● Text:
Medication adherence with urgency urinary incontinence (UUI) treatment is challenging and the best assessment methodology is uncertain. We sought to describe adherence with anticholinergic (AC) versus placebo (P) by comparing pill counts and MEMSCAP event data and to identify factors associated with adherence.
The randomized controlled AC versus Botox Comparison trial of women with moderate to severe idiopathic UUI included 126 participants initiating AC plus P bladder injection and 121 receiving P pills plus Botox injection. Adherence data on 243 participants (124 AC and 119 P) were calculated by pill count and MEMSCAP data for each 2-month interval during the 6-month study that allowed for dose escalation/drug change. Overall composite adherence estimates were calculated using the average of both methods and weighted by the duration of each 2-month interval.
Treatment groups had no significant differences in dosing duration (P = 0.76) or mean adherence (AC, 83.3% [16.8] vs. P, 84.8% [13.8]). Only 53% of women met the dichotomous outcome of more than 80% adherence during all intervals. Correlation between adherence by pill counts versus MEMSCAP decreased over time with pill counts demonstrating higher adherence than MEMSCAP (r = 0.53, 0.50, and 0.36 for each 2-month interval). Lower adherence was associated with higher baseline incontinence severity and better UUI quality of life for the AC group and with current smoking status in both groups.
Adherence using pill counts and MEMSCAP was reasonably correlated and similar in both the AC and P groups. In the AC group, higher baseline incontinence severity and better UUI Quality of Life were associated with decreased adherence. Smokers were less adherent.

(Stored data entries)
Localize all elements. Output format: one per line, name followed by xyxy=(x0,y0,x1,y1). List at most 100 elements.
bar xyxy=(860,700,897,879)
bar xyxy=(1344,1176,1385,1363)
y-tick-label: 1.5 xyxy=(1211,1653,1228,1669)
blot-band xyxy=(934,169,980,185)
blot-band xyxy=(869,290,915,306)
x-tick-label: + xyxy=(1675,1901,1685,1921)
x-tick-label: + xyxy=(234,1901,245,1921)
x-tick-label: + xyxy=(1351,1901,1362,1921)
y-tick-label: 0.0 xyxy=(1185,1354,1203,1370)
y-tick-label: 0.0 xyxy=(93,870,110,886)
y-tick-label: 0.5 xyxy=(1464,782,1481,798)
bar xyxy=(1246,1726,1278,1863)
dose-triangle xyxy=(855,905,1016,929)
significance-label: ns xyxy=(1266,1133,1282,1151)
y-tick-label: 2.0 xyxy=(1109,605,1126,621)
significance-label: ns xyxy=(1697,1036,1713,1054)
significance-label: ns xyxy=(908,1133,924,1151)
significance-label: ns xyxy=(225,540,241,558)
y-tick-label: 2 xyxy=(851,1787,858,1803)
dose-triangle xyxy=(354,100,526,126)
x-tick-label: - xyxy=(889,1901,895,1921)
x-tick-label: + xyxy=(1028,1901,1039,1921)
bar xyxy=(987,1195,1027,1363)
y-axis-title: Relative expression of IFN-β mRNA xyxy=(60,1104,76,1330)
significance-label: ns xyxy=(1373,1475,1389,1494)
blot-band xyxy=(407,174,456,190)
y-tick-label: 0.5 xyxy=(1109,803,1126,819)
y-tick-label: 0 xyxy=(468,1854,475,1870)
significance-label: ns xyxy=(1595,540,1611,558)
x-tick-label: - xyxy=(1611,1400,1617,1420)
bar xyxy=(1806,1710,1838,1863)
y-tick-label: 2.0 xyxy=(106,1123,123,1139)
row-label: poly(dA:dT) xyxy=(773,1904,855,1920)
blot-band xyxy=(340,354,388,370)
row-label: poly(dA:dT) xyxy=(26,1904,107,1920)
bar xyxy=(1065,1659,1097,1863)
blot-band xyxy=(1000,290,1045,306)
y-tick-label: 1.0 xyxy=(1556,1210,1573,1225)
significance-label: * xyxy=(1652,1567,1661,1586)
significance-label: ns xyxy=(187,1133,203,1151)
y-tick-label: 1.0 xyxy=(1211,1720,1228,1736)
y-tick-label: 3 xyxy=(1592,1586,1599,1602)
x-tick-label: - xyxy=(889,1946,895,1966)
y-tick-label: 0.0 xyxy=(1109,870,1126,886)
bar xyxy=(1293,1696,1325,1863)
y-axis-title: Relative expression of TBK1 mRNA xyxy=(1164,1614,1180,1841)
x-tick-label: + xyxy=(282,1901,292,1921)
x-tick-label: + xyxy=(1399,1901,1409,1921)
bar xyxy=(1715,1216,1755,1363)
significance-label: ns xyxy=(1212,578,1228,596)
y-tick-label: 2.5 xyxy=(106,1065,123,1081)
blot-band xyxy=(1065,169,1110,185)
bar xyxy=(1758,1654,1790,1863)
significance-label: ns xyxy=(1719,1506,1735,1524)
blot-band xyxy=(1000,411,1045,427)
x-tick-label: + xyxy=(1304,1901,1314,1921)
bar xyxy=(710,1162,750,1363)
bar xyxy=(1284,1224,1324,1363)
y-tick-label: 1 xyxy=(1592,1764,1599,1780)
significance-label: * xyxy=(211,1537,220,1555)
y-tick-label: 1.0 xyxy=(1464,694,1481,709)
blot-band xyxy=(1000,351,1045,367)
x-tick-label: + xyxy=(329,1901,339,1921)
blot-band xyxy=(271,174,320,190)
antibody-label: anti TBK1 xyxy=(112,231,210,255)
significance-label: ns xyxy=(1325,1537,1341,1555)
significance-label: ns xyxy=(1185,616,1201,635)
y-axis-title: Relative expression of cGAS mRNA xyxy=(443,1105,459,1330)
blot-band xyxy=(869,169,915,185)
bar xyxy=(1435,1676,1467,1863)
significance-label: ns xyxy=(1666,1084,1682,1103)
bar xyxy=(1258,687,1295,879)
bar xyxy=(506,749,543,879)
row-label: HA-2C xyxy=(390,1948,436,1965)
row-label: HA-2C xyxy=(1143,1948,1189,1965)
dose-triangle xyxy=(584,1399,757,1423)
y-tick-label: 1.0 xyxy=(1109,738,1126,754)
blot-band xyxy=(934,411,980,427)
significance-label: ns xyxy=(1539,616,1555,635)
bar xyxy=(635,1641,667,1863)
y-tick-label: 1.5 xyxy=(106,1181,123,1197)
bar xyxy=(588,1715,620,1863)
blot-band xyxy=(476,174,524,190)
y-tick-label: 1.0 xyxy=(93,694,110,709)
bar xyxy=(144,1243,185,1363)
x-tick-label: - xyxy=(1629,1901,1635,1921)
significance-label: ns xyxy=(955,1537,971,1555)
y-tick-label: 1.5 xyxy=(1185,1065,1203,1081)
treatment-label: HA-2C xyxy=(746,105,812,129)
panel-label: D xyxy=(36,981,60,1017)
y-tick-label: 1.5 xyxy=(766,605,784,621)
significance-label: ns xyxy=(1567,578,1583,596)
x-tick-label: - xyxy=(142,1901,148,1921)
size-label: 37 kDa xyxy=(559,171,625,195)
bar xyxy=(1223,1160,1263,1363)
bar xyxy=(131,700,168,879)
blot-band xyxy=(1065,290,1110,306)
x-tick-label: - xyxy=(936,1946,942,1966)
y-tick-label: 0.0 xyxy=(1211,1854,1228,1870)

● Problem set:
a - Rewrite the abstract starting at "Medication adherence with" and ending at "each 2-month interval.", replacing "participants" with "patients".
b - According to the abstract, what share of women met the outcome of more than 80% adherence during all intervals?
c - List every factor that the abstract reports as associated with lower adherence.
The stored data entries have no connection to the abstract.

● Task solutions:
a -
Medication adherence with urgency urinary incontinence (UUI) treatment is challenging and the best assessment methodology is uncertain. We sought to describe adherence with anticholinergic (AC) versus placebo (P) by comparing pill counts and MEMSCAP event data and to identify factors associated with adherence.
The randomized controlled AC versus Botox Comparison trial of women with moderate to severe idiopathic UUI included 126 patients initiating AC plus P bladder injection and 121 receiving P pills plus Botox injection. Adherence data on 243 patients (124 AC and 119 P) were calculated by pill count and MEMSCAP data for each 2-month interval during the 6-month study that allowed for dose escalation/drug change. Overall composite adherence estimates were calculated using the average of both methods and weighted by the duration of each 2-month interval.

b - 53%

c -
Higher baseline incontinence severity (AC group)
Better UUI quality of life (AC group)
Current smoking status (both groups)